— Start of Data section —

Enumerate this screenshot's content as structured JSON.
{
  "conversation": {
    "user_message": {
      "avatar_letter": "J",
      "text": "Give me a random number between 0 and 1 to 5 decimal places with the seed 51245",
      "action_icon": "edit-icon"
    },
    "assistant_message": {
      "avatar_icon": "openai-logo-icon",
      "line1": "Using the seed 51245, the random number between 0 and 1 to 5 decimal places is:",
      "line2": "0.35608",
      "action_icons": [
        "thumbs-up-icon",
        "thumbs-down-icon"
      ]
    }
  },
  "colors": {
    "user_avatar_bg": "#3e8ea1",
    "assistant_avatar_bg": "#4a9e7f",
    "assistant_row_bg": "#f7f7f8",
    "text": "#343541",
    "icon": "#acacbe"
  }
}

— End of Data section —

### What needs to be done:
Each record above should be returned exactly as it appears.

### Response below:
Enumerate this screenshot's content as structured JSON.
{
  "conversation": {
    "user_message": {
      "avatar_letter": "J",
      "text": "Give me a random number between 0 and 1 to 5 decimal places with the seed 51245",
      "action_icon": "edit-icon"
    },
    "assistant_message": {
      "avatar_icon": "openai-logo-icon",
      "line1": "Using the seed 51245, the random number between 0 and 1 to 5 decimal places is:",
      "line2": "0.35608",
      "action_icons": [
        "thumbs-up-icon",
        "thumbs-down-icon"
      ]
    }
  },
  "colors": {
    "user_avatar_bg": "#3e8ea1",
    "assistant_avatar_bg": "#4a9e7f",
    "assistant_row_bg": "#f7f7f8",
    "text": "#343541",
    "icon": "#acacbe"
  }
}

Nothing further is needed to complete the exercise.